▶ **What the exercise asks**
Of the lines in the data below, count the ones holding the string "title", and answer with that number only.

----------------------------------------

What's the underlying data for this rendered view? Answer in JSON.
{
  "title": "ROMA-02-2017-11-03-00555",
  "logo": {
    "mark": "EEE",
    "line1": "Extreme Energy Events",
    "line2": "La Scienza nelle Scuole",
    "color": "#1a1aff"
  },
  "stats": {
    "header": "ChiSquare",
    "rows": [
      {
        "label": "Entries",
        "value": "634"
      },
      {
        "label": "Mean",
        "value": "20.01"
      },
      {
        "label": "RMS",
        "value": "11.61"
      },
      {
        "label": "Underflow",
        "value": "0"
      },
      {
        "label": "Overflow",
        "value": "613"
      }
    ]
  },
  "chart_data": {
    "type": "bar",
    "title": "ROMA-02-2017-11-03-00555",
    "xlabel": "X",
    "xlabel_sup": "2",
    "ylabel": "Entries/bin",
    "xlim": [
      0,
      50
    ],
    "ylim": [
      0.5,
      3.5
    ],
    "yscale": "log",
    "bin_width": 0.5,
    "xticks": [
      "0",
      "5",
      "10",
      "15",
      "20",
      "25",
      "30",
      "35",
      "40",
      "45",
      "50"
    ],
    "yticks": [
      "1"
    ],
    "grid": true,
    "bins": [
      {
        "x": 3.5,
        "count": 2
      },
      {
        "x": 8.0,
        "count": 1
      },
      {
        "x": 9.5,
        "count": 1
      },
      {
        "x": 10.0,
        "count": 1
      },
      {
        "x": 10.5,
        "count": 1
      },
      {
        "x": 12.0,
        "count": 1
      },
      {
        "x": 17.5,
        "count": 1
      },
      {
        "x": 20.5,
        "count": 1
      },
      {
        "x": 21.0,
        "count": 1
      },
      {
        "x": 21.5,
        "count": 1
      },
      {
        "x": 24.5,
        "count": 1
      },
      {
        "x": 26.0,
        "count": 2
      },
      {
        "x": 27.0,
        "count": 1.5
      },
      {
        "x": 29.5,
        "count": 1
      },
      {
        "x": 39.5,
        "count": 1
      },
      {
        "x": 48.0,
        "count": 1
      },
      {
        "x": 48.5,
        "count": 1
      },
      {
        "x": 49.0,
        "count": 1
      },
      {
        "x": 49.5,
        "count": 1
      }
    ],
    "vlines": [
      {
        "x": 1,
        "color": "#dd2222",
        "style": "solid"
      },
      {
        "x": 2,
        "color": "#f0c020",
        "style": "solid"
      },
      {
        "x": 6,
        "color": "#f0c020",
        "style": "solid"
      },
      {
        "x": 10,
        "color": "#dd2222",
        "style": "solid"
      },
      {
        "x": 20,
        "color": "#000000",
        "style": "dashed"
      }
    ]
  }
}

----------------------------------------

▶ **Response to this exercise**
2